#### [Source text]
"""

Moving on, the origin of an apple, is suppose to taste bitter long time ago. Apples are domesticated. Fruit trees are grafted, not sprouted. An apple falls from the tree, we eat the sweetness out of it, and despite  claims to the contrary, we kill the seeds. Does any of us ever thought about this when we are all eating fruits? I would say almost none of us even really care about the food available to us in this modern environment. 

Then, there was the soil. Was the soil actually eating? What is soil? Was it too alive? Well, one table spoon of typical soil, contains more then one million microorganisms. A gram of healthy soil, could easily contains up to six million living microorganisms. Soil isn't just dirt. We basically have a city of tiny creatures living in a single gram of health soil. Soil is not a thing, it is a million things and they are alive. In organic farming, one of the most important commandment, is to feed the soil, and not the plant.

In industrial nations, synthetic fertilizers destroyed the soil. It is the synthetic fertilizers that created the green revolution, with its 250% increase in crops. Besides the fact that anything made out of fossil fuel is not sustainable, we cannot grow fossil fuel and it doesn't reproduce itself. Nitrogen, potassium and phosphorus, are the elements that rule plant growth. The irony is that, either source of nitrogen, synthetic or organic, comes from animals. Most people doesn't know that. All we know is eating tons of junk food and fast food and we all fall sick and grow fatter. Has anyone ever read the labels of the fertilizer? Blood meal,  bone meal, dead animals, dried and ground. Yes, those are the ingredients of various fertilizers used to grow plant. Guess what? Great number of vegetarians DON'T know that! Honestly, I've never met any vegetarians or vegans who is aware of this fact.

Globally. phosphorus is available in extremely limited quantities. It will be one of the most inexorable limits to human occupancy on this planet. Without vast amounts of fossil fuel, would that even be possible? What will happen when we used it all up?

Next, we have potassium. It's available in ash, bones, manure, urine and probably some crops. And without calcium, the growth of plants stops. There is a give-and-take,or what I would call it reciprocal relationship between animals and plants. It is only our attempts to remove ourselves from that cycle that destroy it. Majority of the vegans and vegetarians are ignorance. Well, same goes to most people when it comes to health related concerns. Since killing is a sacrilege in this moral 'vegetarian' system, he or she, can't acknowledge that the actuality of eating something alive.

"""

#### [Data]

"""

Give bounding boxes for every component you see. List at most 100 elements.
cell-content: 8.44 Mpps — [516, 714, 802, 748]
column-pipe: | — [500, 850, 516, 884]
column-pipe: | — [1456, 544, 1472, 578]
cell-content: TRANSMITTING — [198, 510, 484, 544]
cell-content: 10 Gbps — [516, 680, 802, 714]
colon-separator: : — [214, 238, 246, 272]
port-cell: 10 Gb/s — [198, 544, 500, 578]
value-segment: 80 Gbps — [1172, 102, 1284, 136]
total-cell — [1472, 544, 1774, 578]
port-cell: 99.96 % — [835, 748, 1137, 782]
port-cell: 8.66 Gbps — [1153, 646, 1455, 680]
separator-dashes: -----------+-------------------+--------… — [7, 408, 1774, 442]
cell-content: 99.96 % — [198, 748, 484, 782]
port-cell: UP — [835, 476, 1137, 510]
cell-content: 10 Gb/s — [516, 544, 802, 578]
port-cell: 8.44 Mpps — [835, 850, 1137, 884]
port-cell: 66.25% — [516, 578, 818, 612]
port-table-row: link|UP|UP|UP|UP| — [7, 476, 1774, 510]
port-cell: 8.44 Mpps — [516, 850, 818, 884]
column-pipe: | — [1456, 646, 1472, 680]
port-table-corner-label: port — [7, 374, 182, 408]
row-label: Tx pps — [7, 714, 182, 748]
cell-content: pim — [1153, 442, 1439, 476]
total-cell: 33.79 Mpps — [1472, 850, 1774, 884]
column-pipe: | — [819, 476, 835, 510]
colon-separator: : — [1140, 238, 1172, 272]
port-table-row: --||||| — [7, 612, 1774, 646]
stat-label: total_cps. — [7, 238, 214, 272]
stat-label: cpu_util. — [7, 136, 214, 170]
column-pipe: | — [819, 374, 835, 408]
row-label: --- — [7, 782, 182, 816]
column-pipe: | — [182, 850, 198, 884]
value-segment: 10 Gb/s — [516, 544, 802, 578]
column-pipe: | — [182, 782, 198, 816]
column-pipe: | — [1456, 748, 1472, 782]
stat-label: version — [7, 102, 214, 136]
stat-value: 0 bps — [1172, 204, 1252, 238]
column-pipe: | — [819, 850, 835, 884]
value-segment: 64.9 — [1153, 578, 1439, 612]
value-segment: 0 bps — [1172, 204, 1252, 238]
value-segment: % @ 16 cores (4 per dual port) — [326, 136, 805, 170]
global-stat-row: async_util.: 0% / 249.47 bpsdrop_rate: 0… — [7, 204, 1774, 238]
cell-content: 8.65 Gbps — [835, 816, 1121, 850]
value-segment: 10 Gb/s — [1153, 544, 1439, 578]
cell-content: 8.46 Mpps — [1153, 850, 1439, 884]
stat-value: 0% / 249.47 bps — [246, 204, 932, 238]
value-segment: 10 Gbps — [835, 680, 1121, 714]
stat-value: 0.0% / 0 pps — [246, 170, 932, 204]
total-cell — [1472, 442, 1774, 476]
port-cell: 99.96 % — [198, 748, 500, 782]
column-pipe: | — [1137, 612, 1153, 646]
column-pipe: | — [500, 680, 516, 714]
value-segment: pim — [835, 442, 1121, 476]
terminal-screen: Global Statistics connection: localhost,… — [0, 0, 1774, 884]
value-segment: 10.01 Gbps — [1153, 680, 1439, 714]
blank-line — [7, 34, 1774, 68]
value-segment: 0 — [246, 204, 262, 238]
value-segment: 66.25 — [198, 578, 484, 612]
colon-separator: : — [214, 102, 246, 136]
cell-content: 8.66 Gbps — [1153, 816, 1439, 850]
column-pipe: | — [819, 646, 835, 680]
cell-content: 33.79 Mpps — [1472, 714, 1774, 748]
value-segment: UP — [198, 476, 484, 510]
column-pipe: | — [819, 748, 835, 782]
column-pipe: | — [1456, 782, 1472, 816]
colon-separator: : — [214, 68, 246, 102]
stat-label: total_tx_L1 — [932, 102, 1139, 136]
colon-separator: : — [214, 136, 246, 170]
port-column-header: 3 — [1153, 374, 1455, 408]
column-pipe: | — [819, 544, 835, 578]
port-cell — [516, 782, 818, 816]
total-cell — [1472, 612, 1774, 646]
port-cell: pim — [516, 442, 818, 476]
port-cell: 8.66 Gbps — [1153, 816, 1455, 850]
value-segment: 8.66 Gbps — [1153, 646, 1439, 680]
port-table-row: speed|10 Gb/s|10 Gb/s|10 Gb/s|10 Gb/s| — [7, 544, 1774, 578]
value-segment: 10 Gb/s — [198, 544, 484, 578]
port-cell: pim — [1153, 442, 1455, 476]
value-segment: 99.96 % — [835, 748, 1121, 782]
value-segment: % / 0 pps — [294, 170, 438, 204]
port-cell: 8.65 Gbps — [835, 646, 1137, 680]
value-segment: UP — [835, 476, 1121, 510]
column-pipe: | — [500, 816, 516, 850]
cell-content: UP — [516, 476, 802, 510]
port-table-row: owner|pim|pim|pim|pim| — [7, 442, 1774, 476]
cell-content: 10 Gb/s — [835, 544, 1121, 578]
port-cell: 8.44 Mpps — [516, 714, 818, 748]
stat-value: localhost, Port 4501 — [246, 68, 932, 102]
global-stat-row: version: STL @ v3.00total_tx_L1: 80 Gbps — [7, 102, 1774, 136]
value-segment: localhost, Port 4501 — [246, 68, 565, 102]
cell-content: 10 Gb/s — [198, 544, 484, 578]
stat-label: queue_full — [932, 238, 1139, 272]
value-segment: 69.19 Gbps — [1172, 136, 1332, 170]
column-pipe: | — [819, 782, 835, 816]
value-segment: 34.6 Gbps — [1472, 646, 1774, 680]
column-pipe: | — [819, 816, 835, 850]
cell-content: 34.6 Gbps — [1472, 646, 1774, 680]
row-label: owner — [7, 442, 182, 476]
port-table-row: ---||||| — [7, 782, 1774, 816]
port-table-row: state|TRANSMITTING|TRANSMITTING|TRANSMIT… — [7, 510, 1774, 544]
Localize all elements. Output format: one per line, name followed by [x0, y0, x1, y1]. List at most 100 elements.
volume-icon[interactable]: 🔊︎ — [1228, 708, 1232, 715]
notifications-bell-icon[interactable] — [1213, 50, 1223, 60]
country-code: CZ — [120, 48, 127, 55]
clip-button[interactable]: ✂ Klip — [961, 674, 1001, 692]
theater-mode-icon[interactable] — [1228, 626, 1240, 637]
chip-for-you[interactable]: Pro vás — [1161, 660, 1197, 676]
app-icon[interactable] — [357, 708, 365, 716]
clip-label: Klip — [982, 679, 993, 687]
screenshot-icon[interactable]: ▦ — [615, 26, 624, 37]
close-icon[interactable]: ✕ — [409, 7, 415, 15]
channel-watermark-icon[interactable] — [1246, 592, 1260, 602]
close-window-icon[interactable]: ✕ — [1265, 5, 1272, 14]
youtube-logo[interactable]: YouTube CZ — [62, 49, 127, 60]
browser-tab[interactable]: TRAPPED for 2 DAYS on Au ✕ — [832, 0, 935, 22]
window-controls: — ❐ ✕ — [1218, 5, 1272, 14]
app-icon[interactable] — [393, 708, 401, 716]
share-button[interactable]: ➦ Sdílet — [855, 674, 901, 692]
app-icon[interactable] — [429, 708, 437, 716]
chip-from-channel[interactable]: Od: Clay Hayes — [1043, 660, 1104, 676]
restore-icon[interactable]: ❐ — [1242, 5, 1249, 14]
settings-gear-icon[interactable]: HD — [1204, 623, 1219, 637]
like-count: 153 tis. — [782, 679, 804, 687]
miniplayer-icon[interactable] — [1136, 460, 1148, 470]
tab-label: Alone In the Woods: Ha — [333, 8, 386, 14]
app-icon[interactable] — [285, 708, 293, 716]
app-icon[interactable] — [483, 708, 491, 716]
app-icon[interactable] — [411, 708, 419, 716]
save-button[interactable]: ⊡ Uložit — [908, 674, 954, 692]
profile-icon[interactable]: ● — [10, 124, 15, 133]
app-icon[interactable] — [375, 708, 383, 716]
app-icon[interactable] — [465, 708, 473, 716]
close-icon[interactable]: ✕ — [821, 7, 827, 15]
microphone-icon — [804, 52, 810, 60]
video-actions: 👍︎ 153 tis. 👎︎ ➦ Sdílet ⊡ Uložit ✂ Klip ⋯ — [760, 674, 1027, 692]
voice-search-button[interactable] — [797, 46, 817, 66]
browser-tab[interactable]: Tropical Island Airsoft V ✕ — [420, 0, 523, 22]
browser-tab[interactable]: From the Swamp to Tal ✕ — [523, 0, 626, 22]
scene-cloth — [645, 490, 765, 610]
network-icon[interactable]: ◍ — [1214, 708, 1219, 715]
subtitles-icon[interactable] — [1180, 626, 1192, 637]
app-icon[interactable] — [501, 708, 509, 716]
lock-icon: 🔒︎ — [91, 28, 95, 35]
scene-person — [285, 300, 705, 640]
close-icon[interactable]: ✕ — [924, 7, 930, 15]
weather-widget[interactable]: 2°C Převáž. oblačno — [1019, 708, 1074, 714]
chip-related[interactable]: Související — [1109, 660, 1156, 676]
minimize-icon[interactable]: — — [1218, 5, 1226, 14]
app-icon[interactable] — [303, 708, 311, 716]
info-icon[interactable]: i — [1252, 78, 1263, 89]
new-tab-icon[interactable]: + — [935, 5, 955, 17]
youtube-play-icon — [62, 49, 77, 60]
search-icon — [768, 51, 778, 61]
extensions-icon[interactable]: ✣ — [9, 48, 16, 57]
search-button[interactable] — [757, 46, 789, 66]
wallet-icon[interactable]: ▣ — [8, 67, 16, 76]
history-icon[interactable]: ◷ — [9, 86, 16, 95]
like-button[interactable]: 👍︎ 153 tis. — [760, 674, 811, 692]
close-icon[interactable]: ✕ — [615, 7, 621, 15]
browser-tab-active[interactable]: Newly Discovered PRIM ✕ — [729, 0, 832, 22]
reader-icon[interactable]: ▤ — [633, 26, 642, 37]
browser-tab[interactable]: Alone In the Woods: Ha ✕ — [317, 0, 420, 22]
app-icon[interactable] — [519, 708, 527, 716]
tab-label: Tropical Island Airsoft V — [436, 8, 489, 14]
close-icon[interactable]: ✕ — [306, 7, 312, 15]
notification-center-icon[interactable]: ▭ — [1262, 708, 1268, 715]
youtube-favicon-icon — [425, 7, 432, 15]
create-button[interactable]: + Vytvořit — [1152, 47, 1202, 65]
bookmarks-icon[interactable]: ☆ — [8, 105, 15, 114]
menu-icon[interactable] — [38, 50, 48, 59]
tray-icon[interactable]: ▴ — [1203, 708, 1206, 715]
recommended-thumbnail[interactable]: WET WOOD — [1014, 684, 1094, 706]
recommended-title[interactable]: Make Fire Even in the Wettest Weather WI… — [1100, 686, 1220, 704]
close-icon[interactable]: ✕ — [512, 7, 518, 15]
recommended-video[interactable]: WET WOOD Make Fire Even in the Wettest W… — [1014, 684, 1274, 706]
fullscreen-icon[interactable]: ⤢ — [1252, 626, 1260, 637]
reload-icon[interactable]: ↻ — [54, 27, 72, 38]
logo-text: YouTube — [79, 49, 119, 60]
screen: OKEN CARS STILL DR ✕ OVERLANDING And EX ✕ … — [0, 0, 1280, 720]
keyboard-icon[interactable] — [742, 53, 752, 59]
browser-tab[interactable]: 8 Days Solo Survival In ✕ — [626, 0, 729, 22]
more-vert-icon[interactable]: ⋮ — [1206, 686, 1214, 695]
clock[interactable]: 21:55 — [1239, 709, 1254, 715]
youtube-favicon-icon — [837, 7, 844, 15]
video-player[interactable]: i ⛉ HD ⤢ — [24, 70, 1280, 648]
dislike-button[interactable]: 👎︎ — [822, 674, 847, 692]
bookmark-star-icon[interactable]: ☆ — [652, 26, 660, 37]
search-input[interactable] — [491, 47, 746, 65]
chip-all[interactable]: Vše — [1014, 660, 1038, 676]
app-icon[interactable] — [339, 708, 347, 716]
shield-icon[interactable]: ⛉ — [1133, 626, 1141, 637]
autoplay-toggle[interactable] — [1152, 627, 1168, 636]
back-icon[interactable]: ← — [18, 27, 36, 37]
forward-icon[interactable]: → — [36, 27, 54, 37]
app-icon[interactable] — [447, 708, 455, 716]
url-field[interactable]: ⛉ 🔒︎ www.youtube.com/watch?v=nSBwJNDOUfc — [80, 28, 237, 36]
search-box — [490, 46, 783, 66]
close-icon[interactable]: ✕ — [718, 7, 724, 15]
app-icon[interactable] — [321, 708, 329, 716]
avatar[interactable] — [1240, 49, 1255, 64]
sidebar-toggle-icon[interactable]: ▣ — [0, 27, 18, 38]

"""

#### [Tasks to complete]
• 1. Answer each of these from the piece on soil and fertilizers:
(a) How many microorganisms does one tablespoon of typical soil contain?
(b) Which three elements rule plant growth?
(c) Where is potassium available?
• 2. Carry on the piece on soil and fertilizers from its final sentence, in the same voice.
The entries were taken from a source separate from the piece on soil and fertilizers.

#### [Answer section]
• 1.
(a) More than one million.
(b) Nitrogen, potassium and phosphorus.
(c) In ash, bones, manure, urine and probably some crops.

• 2.
What about non-tillage systems? They are effective at slowing topsoil losses. But, in order to clear the land, the plow is replaced by herbicides. Do any of us need to argue that spraying poison over the continents is a bad idea? Countries such as US and Brazil, are two biggest producers of soy. Yes, it increases the rural income, by does is it really a sustainable production practices?

So, here is an agriculture without animals, the plant based diet, which supposed to be life affirming and ethically righteous. First, take a piece of land from somebody else, because the history of agriculture is the history of imperialism. Next, burn or bulldoze every life out of it, trees, grass, wetlands. That includes all animals great and small, including wolves, mice, locusts, etc. Now, plant your own annual monocrops. Your grains and beans will survive at first, living off the organic matter created by the now-dead forest. But like any other starving beast, the soil will eats up its reserves, until nothing left, no organic matter, no biological activity left. As your yield begins to dwindle, you now got two options. Take another piece of land and starts over again, or apply some fertilizer. Since 'moral vegetarian' ethical way of farming are not suppose to use any animal product, we have to rule out manure which contains bone or blood meal. So, you supply nitrogen from fossil fuel. As we can't produce fossil fuel ourselves, this production is an ecological nightmare. When oil and gas run out, what will happen then? How about phosphorus from the rocks and potassium from the wood ashes?